### SET TASK
Output each line of the material exactly as it stands.

### EXERCISE MATERIALS
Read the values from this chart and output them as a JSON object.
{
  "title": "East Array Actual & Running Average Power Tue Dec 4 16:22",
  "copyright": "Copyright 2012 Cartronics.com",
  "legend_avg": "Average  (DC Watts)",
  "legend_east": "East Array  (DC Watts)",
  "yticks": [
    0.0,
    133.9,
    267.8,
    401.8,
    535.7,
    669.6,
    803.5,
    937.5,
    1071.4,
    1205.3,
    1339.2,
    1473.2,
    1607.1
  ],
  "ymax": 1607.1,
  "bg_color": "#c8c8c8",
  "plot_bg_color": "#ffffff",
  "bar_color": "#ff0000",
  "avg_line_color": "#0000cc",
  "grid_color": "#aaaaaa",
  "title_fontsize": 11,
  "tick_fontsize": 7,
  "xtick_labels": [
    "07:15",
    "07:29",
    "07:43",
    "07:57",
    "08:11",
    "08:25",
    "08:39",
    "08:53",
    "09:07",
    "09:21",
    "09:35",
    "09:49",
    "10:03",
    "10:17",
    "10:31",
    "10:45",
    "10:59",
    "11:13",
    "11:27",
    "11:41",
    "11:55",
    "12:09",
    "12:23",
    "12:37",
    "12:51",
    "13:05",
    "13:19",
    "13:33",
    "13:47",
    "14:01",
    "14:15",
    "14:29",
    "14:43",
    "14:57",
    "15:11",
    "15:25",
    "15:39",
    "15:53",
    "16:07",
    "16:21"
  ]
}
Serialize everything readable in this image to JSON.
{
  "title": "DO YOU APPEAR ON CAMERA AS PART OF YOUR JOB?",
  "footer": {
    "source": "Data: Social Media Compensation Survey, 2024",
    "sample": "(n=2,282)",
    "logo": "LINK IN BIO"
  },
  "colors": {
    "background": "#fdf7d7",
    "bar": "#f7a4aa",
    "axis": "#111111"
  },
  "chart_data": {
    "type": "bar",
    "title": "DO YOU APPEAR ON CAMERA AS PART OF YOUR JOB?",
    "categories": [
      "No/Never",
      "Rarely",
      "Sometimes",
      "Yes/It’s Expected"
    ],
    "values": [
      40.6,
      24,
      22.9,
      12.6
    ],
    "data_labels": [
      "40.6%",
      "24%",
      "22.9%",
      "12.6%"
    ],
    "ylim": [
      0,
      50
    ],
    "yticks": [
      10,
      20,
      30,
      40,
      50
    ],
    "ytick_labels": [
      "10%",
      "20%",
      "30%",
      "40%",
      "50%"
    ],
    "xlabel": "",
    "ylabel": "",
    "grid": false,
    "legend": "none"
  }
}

### TASK RESULT
Read the values from this chart and output them as a JSON object.
{
  "title": "East Array Actual & Running Average Power Tue Dec 4 16:22",
  "copyright": "Copyright 2012 Cartronics.com",
  "legend_avg": "Average  (DC Watts)",
  "legend_east": "East Array  (DC Watts)",
  "yticks": [
    0.0,
    133.9,
    267.8,
    401.8,
    535.7,
    669.6,
    803.5,
    937.5,
    1071.4,
    1205.3,
    1339.2,
    1473.2,
    1607.1
  ],
  "ymax": 1607.1,
  "bg_color": "#c8c8c8",
  "plot_bg_color": "#ffffff",
  "bar_color": "#ff0000",
  "avg_line_color": "#0000cc",
  "grid_color": "#aaaaaa",
  "title_fontsize": 11,
  "tick_fontsize": 7,
  "xtick_labels": [
    "07:15",
    "07:29",
    "07:43",
    "07:57",
    "08:11",
    "08:25",
    "08:39",
    "08:53",
    "09:07",
    "09:21",
    "09:35",
    "09:49",
    "10:03",
    "10:17",
    "10:31",
    "10:45",
    "10:59",
    "11:13",
    "11:27",
    "11:41",
    "11:55",
    "12:09",
    "12:23",
    "12:37",
    "12:51",
    "13:05",
    "13:19",
    "13:33",
    "13:47",
    "14:01",
    "14:15",
    "14:29",
    "14:43",
    "14:57",
    "15:11",
    "15:25",
    "15:39",
    "15:53",
    "16:07",
    "16:21"
  ]
}
Serialize everything readable in this image to JSON.
{
  "title": "DO YOU APPEAR ON CAMERA AS PART OF YOUR JOB?",
  "footer": {
    "source": "Data: Social Media Compensation Survey, 2024",
    "sample": "(n=2,282)",
    "logo": "LINK IN BIO"
  },
  "colors": {
    "background": "#fdf7d7",
    "bar": "#f7a4aa",
    "axis": "#111111"
  },
  "chart_data": {
    "type": "bar",
    "title": "DO YOU APPEAR ON CAMERA AS PART OF YOUR JOB?",
    "categories": [
      "No/Never",
      "Rarely",
      "Sometimes",
      "Yes/It’s Expected"
    ],
    "values": [
      40.6,
      24,
      22.9,
      12.6
    ],
    "data_labels": [
      "40.6%",
      "24%",
      "22.9%",
      "12.6%"
    ],
    "ylim": [
      0,
      50
    ],
    "yticks": [
      10,
      20,
      30,
      40,
      50
    ],
    "ytick_labels": [
      "10%",
      "20%",
      "30%",
      "40%",
      "50%"
    ],
    "xlabel": "",
    "ylabel": "",
    "grid": false,
    "legend": "none"
  }
}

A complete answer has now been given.